- Your instructions -
Copy out every record below exactly as written, but leave out any pictures.

- Data entries -
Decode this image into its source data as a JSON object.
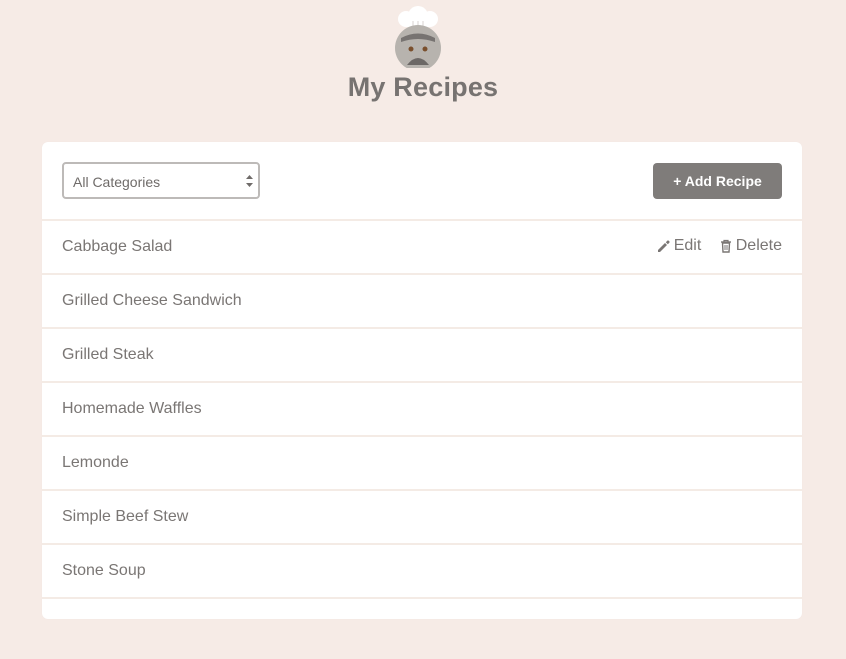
{
  "page": {
    "title": "My Recipes"
  },
  "filters": {
    "category_select_value": "All Categories"
  },
  "toolbar": {
    "add_label": "+ Add Recipe"
  },
  "recipes": [
    {
      "name": "Cabbage Salad"
    },
    {
      "name": "Grilled Cheese Sandwich"
    },
    {
      "name": "Grilled Steak"
    },
    {
      "name": "Homemade Waffles"
    },
    {
      "name": "Lemonde"
    },
    {
      "name": "Simple Beef Stew"
    },
    {
      "name": "Stone Soup"
    }
  ],
  "row_actions": {
    "edit_label": "Edit",
    "delete_label": "Delete"
  },
  "icons": {
    "logo": "chef-logo-icon",
    "edit": "pencil-icon",
    "delete": "trash-icon",
    "select": "select-arrows-icon"
  },
  "colors": {
    "background": "#f6ebe6",
    "panel": "#ffffff",
    "button": "#7f7c7a",
    "text": "#7a7674",
    "divider": "#f4ebe5"
  }
}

- Answer below -
Decode this image into its source data as a JSON object.
{
  "page": {
    "title": "My Recipes"
  },
  "filters": {
    "category_select_value": "All Categories"
  },
  "toolbar": {
    "add_label": "+ Add Recipe"
  },
  "recipes": [
    {
      "name": "Cabbage Salad"
    },
    {
      "name": "Grilled Cheese Sandwich"
    },
    {
      "name": "Grilled Steak"
    },
    {
      "name": "Homemade Waffles"
    },
    {
      "name": "Lemonde"
    },
    {
      "name": "Simple Beef Stew"
    },
    {
      "name": "Stone Soup"
    }
  ],
  "row_actions": {
    "edit_label": "Edit",
    "delete_label": "Delete"
  },
  "icons": {
    "logo": "chef-logo-icon",
    "edit": "pencil-icon",
    "delete": "trash-icon",
    "select": "select-arrows-icon"
  },
  "colors": {
    "background": "#f6ebe6",
    "panel": "#ffffff",
    "button": "#7f7c7a",
    "text": "#7a7674",
    "divider": "#f4ebe5"
  }
}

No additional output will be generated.